▸ Recorded data

Start

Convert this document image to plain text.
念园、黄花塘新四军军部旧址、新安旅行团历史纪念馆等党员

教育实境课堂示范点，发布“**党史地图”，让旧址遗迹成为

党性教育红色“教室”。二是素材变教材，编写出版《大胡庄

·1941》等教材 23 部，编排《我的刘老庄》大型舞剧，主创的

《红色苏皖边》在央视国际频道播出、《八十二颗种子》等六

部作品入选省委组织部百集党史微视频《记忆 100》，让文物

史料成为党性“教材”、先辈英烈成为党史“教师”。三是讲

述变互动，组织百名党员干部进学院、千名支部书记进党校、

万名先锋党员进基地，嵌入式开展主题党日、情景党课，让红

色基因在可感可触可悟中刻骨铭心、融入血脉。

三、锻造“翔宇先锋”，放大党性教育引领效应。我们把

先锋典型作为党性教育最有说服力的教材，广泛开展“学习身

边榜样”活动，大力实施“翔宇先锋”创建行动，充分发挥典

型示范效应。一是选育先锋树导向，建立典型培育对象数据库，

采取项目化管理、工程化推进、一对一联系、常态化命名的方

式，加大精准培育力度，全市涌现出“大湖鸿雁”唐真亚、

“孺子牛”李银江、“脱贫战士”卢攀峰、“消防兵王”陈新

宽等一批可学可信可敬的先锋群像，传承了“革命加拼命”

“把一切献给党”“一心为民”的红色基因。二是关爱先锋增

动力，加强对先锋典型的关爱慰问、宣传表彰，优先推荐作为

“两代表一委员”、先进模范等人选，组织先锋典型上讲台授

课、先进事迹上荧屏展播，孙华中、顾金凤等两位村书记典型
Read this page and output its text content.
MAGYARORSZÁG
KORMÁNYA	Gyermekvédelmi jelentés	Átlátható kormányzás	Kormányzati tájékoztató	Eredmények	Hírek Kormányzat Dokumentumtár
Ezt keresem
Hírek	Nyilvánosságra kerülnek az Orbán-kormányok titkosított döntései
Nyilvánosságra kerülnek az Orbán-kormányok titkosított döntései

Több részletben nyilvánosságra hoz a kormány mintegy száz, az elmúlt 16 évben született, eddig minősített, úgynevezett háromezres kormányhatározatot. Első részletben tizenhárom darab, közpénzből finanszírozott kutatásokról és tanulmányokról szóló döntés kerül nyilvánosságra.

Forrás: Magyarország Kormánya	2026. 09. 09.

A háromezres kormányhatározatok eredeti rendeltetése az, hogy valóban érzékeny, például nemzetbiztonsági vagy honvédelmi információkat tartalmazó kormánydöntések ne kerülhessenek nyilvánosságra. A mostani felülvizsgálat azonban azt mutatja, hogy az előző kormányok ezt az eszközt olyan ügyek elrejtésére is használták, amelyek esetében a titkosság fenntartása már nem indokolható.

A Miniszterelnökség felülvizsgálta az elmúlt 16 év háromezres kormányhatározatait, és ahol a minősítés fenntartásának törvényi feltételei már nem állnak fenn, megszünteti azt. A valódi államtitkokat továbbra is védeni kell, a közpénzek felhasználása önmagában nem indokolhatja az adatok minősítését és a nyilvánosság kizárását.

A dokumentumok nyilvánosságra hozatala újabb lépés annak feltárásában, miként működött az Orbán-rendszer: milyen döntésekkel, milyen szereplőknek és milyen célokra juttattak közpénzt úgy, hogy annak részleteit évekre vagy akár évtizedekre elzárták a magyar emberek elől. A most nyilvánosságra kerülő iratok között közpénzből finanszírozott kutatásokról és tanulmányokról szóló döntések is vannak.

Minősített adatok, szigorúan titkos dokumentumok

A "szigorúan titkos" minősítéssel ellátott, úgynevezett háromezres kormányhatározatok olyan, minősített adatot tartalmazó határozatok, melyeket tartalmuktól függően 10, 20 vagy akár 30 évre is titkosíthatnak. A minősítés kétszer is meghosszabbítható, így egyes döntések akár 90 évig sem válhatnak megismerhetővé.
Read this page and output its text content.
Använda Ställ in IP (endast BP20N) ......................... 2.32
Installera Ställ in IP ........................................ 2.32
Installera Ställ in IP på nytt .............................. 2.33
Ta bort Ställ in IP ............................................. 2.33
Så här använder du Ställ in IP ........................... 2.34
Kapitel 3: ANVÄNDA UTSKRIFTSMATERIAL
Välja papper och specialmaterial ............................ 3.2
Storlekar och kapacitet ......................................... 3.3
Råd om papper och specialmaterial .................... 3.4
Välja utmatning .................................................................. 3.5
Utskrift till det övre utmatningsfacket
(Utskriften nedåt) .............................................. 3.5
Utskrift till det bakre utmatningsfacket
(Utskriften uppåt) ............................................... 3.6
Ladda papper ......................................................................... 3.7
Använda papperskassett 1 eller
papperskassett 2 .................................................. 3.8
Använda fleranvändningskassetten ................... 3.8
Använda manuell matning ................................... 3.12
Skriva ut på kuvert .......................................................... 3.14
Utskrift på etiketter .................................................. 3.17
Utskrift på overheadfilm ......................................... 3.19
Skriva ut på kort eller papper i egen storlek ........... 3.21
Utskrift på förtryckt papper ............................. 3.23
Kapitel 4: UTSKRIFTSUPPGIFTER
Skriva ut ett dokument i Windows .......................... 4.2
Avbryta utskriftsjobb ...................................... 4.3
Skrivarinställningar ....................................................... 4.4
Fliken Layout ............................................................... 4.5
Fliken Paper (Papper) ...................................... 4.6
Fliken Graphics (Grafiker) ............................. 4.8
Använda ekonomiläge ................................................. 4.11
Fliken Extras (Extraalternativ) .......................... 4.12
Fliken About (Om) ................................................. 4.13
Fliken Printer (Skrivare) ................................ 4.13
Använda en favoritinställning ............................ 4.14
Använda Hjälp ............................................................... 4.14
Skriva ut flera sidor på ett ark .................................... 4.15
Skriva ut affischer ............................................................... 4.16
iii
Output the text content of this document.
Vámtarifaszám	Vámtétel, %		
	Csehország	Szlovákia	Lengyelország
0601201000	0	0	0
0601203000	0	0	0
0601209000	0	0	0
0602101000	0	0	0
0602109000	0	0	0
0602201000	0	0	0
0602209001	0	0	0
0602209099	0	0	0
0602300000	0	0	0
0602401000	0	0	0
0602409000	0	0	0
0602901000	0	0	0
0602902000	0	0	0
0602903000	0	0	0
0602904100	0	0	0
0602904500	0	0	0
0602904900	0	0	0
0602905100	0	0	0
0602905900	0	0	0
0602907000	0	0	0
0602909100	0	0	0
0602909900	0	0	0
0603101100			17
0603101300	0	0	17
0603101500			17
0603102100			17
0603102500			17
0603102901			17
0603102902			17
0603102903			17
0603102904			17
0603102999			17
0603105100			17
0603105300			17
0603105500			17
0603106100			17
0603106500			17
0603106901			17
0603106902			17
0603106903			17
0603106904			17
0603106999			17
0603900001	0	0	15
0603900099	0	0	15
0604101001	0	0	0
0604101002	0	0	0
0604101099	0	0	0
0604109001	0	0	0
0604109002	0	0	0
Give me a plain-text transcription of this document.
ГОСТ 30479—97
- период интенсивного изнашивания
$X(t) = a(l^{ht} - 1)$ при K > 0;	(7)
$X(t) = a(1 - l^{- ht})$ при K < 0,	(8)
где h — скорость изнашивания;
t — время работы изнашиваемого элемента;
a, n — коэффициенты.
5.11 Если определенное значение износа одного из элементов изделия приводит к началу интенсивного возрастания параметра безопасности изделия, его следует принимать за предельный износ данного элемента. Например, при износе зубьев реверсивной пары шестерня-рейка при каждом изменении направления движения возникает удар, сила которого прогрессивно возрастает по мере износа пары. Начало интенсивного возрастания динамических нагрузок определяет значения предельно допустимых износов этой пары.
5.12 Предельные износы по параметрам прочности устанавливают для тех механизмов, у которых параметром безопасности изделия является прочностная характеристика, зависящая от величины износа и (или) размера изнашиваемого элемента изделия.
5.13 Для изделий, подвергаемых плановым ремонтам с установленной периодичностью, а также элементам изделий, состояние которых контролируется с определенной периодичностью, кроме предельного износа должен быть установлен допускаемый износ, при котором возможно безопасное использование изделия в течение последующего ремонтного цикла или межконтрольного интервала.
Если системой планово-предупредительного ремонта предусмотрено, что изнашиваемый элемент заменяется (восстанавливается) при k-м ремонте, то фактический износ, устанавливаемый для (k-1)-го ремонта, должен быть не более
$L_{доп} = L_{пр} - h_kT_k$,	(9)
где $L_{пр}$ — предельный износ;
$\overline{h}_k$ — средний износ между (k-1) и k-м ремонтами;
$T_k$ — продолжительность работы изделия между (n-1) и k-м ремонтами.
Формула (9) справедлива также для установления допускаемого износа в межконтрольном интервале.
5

End

▸ Problem statement
Reply with the number of lines in the data that include the string "между" and nothing else.

▸ Result for this exercise
2